Goal.
Repeat the data word for word. Do not include the pictures.

Data.
---+---

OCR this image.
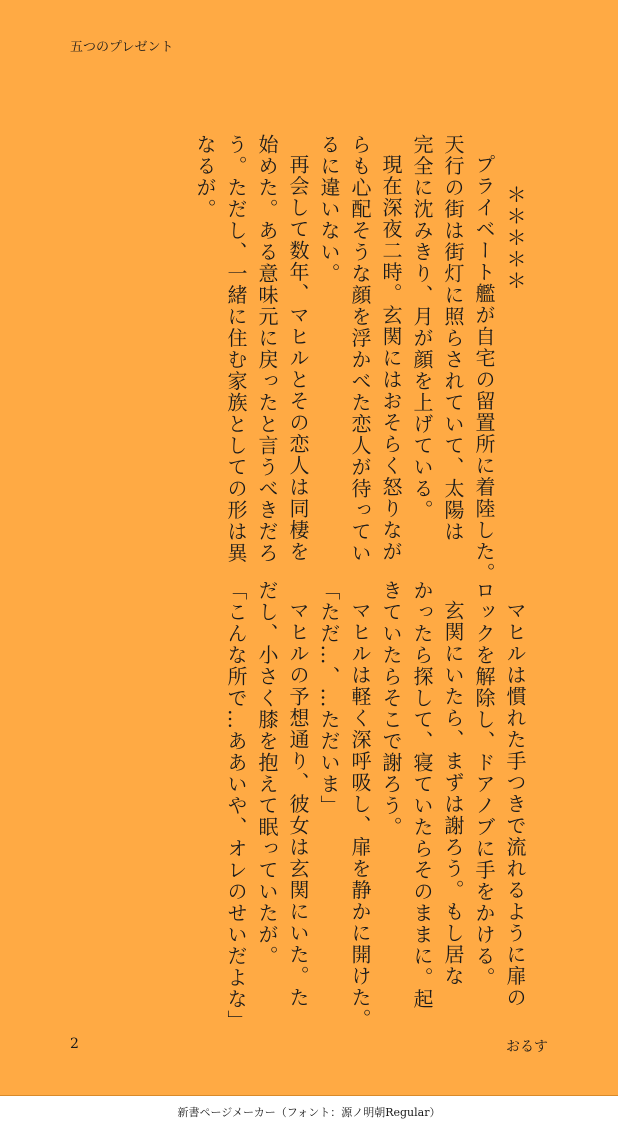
五つのプレゼント

＊＊＊＊＊

プライベート艦が自宅の留置所に着陸した。

天行の街は街灯に照らされていて、太陽は

完全に沈みきり、月が顔を上げている。

現在深夜二時。玄関にはおそらく怒りなが

らも心配そうな顔を浮かべた恋人が待ってい

るに違いない。

再会して数年、マヒルとその恋人は同棲を

始めた。ある意味元に戻ったと言うべきだろ

う。ただし、一緒に住む家族としての形は異

なるが。

マヒルは慣れた手つきで流れるように扉の

ロックを解除し、ドアノブに手をかける。

玄関にいたら、まずは謝ろう。もし居な

かったら探して、寝ていたらそのままに。起

きていたらそこで謝ろう。

マヒルは軽く深呼吸し、扉を静かに開けた。

「ただ…、…ただいま」

マヒルの予想通り、彼女は玄関にいた。た

だし、小さく膝を抱えて眠っていたが。

「こんな所で…ああいや、オレのせいだよな」

2	おるす
新書ページメーカー（フォント：源ノ明朝Regular）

---+---

Problem solution.
OCR this image.
五つのプレゼント

＊＊＊＊＊

プライベート艦が自宅の留置所に着陸した。

天行の街は街灯に照らされていて、太陽は

完全に沈みきり、月が顔を上げている。

現在深夜二時。玄関にはおそらく怒りなが

らも心配そうな顔を浮かべた恋人が待ってい

るに違いない。

再会して数年、マヒルとその恋人は同棲を

始めた。ある意味元に戻ったと言うべきだろ

う。ただし、一緒に住む家族としての形は異

なるが。

マヒルは慣れた手つきで流れるように扉の

ロックを解除し、ドアノブに手をかける。

玄関にいたら、まずは謝ろう。もし居な

かったら探して、寝ていたらそのままに。起

きていたらそこで謝ろう。

マヒルは軽く深呼吸し、扉を静かに開けた。

「ただ…、…ただいま」

マヒルの予想通り、彼女は玄関にいた。た

だし、小さく膝を抱えて眠っていたが。

「こんな所で…ああいや、オレのせいだよな」

2	おるす
新書ページメーカー（フォント：源ノ明朝Regular）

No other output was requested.